◆ Exercise task
Reproduce every line of the material below verbatim, changing nothing and omitting nothing.
* * * * * * *
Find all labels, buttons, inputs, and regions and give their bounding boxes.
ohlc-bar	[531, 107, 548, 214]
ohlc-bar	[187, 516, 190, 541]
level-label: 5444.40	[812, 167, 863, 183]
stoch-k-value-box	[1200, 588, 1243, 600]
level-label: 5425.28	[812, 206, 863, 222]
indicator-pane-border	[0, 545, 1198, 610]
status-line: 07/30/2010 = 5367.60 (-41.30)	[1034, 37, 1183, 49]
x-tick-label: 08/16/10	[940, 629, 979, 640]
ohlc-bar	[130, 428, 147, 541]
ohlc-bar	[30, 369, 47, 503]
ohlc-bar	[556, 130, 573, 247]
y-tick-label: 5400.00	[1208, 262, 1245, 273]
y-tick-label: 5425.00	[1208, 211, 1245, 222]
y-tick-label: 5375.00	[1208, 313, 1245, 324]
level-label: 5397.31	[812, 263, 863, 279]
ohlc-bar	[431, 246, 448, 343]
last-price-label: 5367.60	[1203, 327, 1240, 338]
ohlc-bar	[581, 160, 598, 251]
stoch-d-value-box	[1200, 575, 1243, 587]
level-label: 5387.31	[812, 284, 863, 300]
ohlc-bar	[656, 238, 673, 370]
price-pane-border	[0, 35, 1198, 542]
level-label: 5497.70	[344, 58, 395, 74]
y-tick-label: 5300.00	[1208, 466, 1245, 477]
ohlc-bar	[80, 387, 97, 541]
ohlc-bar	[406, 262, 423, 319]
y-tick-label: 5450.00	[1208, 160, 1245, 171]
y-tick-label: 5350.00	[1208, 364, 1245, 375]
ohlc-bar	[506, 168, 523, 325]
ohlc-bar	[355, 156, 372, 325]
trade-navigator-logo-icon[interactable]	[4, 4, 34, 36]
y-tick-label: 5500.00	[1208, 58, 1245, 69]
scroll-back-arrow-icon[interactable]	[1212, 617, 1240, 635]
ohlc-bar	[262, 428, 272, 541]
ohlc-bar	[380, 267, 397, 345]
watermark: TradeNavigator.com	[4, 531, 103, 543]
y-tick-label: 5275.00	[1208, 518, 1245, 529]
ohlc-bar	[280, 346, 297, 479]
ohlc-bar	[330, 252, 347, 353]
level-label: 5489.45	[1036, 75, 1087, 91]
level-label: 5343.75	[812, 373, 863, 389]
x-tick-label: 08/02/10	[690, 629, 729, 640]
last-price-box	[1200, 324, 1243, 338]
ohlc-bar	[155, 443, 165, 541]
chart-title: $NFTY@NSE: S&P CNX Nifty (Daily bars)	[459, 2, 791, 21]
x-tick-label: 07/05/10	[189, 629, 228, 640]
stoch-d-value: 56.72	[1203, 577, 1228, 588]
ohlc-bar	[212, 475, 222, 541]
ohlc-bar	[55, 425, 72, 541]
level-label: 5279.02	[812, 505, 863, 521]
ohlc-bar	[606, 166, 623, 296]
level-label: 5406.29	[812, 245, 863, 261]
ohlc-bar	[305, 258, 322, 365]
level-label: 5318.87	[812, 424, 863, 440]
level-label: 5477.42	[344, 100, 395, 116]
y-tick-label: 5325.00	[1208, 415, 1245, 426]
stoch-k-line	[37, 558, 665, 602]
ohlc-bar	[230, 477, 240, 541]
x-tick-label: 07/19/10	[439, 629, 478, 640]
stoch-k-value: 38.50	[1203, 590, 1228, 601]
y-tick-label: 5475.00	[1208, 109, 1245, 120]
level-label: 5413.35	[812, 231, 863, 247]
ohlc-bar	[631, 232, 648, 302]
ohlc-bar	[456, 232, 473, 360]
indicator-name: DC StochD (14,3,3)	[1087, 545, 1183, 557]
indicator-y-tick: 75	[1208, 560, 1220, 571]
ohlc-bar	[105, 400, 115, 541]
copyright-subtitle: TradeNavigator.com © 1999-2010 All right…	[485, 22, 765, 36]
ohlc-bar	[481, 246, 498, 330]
* * * * * * *
◆ Task output
Find all labels, buttons, inputs, and regions and give their bounding boxes.
ohlc-bar	[531, 107, 548, 214]
ohlc-bar	[187, 516, 190, 541]
level-label: 5444.40	[812, 167, 863, 183]
stoch-k-value-box	[1200, 588, 1243, 600]
level-label: 5425.28	[812, 206, 863, 222]
indicator-pane-border	[0, 545, 1198, 610]
status-line: 07/30/2010 = 5367.60 (-41.30)	[1034, 37, 1183, 49]
x-tick-label: 08/16/10	[940, 629, 979, 640]
ohlc-bar	[130, 428, 147, 541]
ohlc-bar	[30, 369, 47, 503]
ohlc-bar	[556, 130, 573, 247]
y-tick-label: 5400.00	[1208, 262, 1245, 273]
y-tick-label: 5425.00	[1208, 211, 1245, 222]
y-tick-label: 5375.00	[1208, 313, 1245, 324]
level-label: 5397.31	[812, 263, 863, 279]
ohlc-bar	[431, 246, 448, 343]
last-price-label: 5367.60	[1203, 327, 1240, 338]
ohlc-bar	[581, 160, 598, 251]
stoch-d-value-box	[1200, 575, 1243, 587]
level-label: 5387.31	[812, 284, 863, 300]
ohlc-bar	[656, 238, 673, 370]
price-pane-border	[0, 35, 1198, 542]
level-label: 5497.70	[344, 58, 395, 74]
y-tick-label: 5300.00	[1208, 466, 1245, 477]
ohlc-bar	[80, 387, 97, 541]
ohlc-bar	[406, 262, 423, 319]
y-tick-label: 5450.00	[1208, 160, 1245, 171]
y-tick-label: 5350.00	[1208, 364, 1245, 375]
ohlc-bar	[506, 168, 523, 325]
ohlc-bar	[355, 156, 372, 325]
trade-navigator-logo-icon[interactable]	[4, 4, 34, 36]
y-tick-label: 5500.00	[1208, 58, 1245, 69]
scroll-back-arrow-icon[interactable]	[1212, 617, 1240, 635]
ohlc-bar	[262, 428, 272, 541]
ohlc-bar	[380, 267, 397, 345]
watermark: TradeNavigator.com	[4, 531, 103, 543]
y-tick-label: 5275.00	[1208, 518, 1245, 529]
ohlc-bar	[280, 346, 297, 479]
ohlc-bar	[330, 252, 347, 353]
level-label: 5489.45	[1036, 75, 1087, 91]
level-label: 5343.75	[812, 373, 863, 389]
x-tick-label: 08/02/10	[690, 629, 729, 640]
last-price-box	[1200, 324, 1243, 338]
ohlc-bar	[155, 443, 165, 541]
chart-title: $NFTY@NSE: S&P CNX Nifty (Daily bars)	[459, 2, 791, 21]
x-tick-label: 07/05/10	[189, 629, 228, 640]
stoch-d-value: 56.72	[1203, 577, 1228, 588]
ohlc-bar	[212, 475, 222, 541]
ohlc-bar	[55, 425, 72, 541]
level-label: 5279.02	[812, 505, 863, 521]
ohlc-bar	[606, 166, 623, 296]
level-label: 5406.29	[812, 245, 863, 261]
ohlc-bar	[305, 258, 322, 365]
level-label: 5318.87	[812, 424, 863, 440]
level-label: 5477.42	[344, 100, 395, 116]
y-tick-label: 5325.00	[1208, 415, 1245, 426]
stoch-k-line	[37, 558, 665, 602]
ohlc-bar	[230, 477, 240, 541]
x-tick-label: 07/19/10	[439, 629, 478, 640]
stoch-k-value: 38.50	[1203, 590, 1228, 601]
y-tick-label: 5475.00	[1208, 109, 1245, 120]
level-label: 5413.35	[812, 231, 863, 247]
ohlc-bar	[631, 232, 648, 302]
ohlc-bar	[456, 232, 473, 360]
indicator-name: DC StochD (14,3,3)	[1087, 545, 1183, 557]
indicator-y-tick: 75	[1208, 560, 1220, 571]
ohlc-bar	[105, 400, 115, 541]
copyright-subtitle: TradeNavigator.com © 1999-2010 All right…	[485, 22, 765, 36]
ohlc-bar	[481, 246, 498, 330]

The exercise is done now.